Restate the full listing word for word and leave the pictures out.

* **Stored dataset items**:
————————
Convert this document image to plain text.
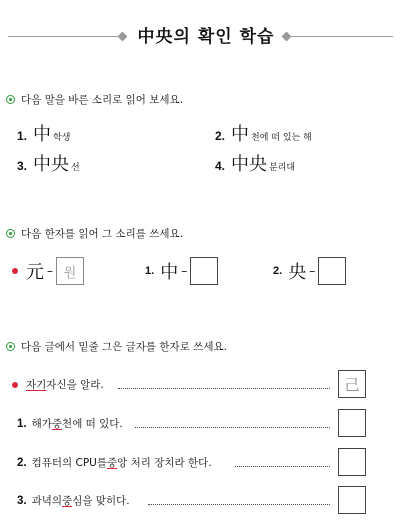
中央의 확인 학습
다음 말을 바른 소리로 읽어 보세요.
1. 中 학생	2. 中 천에 떠 있는 해
3. 中央 선	4. 中央 분리대
다음 한자를 읽어 그 소리를 쓰세요.
元 – 원	1. 中 –	2. 央 –
다음 글에서 밑줄 그은 글자를 한자로 쓰세요.
자기 자신을 알라.	己
1. 해가 중 천에 떠 있다.
2. 컴퓨터의 CPU를 중 앙 처리 장치라 한다.
3. 과녁의 중 심을 맞히다.
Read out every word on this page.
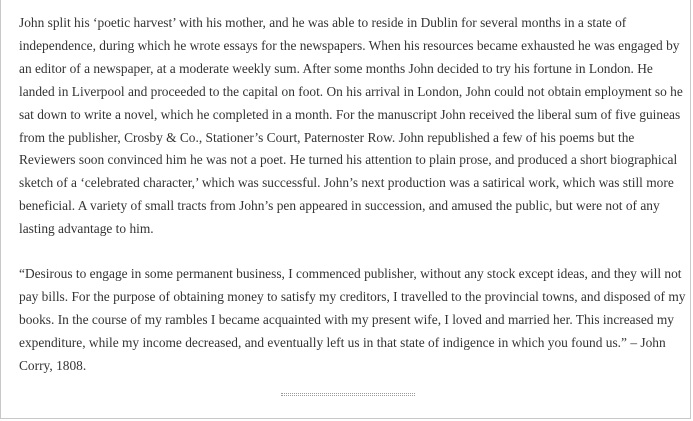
John split his ‘poetic harvest’ with his mother, and he was able to reside in Dublin for several months in a state of independence, during which he wrote essays for the newspapers. When his resources became exhausted he was engaged by an editor of a newspaper, at a moderate weekly sum. After some months John decided to try his fortune in London. He landed in Liverpool and proceeded to the capital on foot. On his arrival in London, John could not obtain employment so he sat down to write a novel, which he completed in a month. For the manuscript John received the liberal sum of five guineas from the publisher, Crosby & Co., Stationer’s Court, Paternoster Row. John republished a few of his poems but the Reviewers soon convinced him he was not a poet. He turned his attention to plain prose, and produced a short biographical sketch of a ‘celebrated character,’ which was successful. John’s next production was a satirical work, which was still more beneficial. A variety of small tracts from John’s pen appeared in succession, and amused the public, but were not of any lasting advantage to him.

“Desirous to engage in some permanent business, I commenced publisher, without any stock except ideas, and they will not pay bills. For the purpose of obtaining money to satisfy my creditors, I travelled to the provincial towns, and disposed of my books. In the course of my rambles I became acquainted with my present wife, I loved and married her. This increased my expenditure, while my income decreased, and eventually left us in that state of indigence in which you found us.” – John Corry, 1808.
————————
* **Solution for this problem**:
Convert this document image to plain text.
中央의 확인 학습
다음 말을 바른 소리로 읽어 보세요.
1. 中 학생	2. 中 천에 떠 있는 해
3. 中央 선	4. 中央 분리대
다음 한자를 읽어 그 소리를 쓰세요.
元 – 원	1. 中 –	2. 央 –
다음 글에서 밑줄 그은 글자를 한자로 쓰세요.
자기 자신을 알라.	己
1. 해가 중 천에 떠 있다.
2. 컴퓨터의 CPU를 중 앙 처리 장치라 한다.
3. 과녁의 중 심을 맞히다.
Read out every word on this page.
John split his ‘poetic harvest’ with his mother, and he was able to reside in Dublin for several months in a state of independence, during which he wrote essays for the newspapers. When his resources became exhausted he was engaged by an editor of a newspaper, at a moderate weekly sum. After some months John decided to try his fortune in London. He landed in Liverpool and proceeded to the capital on foot. On his arrival in London, John could not obtain employment so he sat down to write a novel, which he completed in a month. For the manuscript John received the liberal sum of five guineas from the publisher, Crosby & Co., Stationer’s Court, Paternoster Row. John republished a few of his poems but the Reviewers soon convinced him he was not a poet. He turned his attention to plain prose, and produced a short biographical sketch of a ‘celebrated character,’ which was successful. John’s next production was a satirical work, which was still more beneficial. A variety of small tracts from John’s pen appeared in succession, and amused the public, but were not of any lasting advantage to him.

“Desirous to engage in some permanent business, I commenced publisher, without any stock except ideas, and they will not pay bills. For the purpose of obtaining money to satisfy my creditors, I travelled to the provincial towns, and disposed of my books. In the course of my rambles I became acquainted with my present wife, I loved and married her. This increased my expenditure, while my income decreased, and eventually left us in that state of indigence in which you found us.” – John Corry, 1808.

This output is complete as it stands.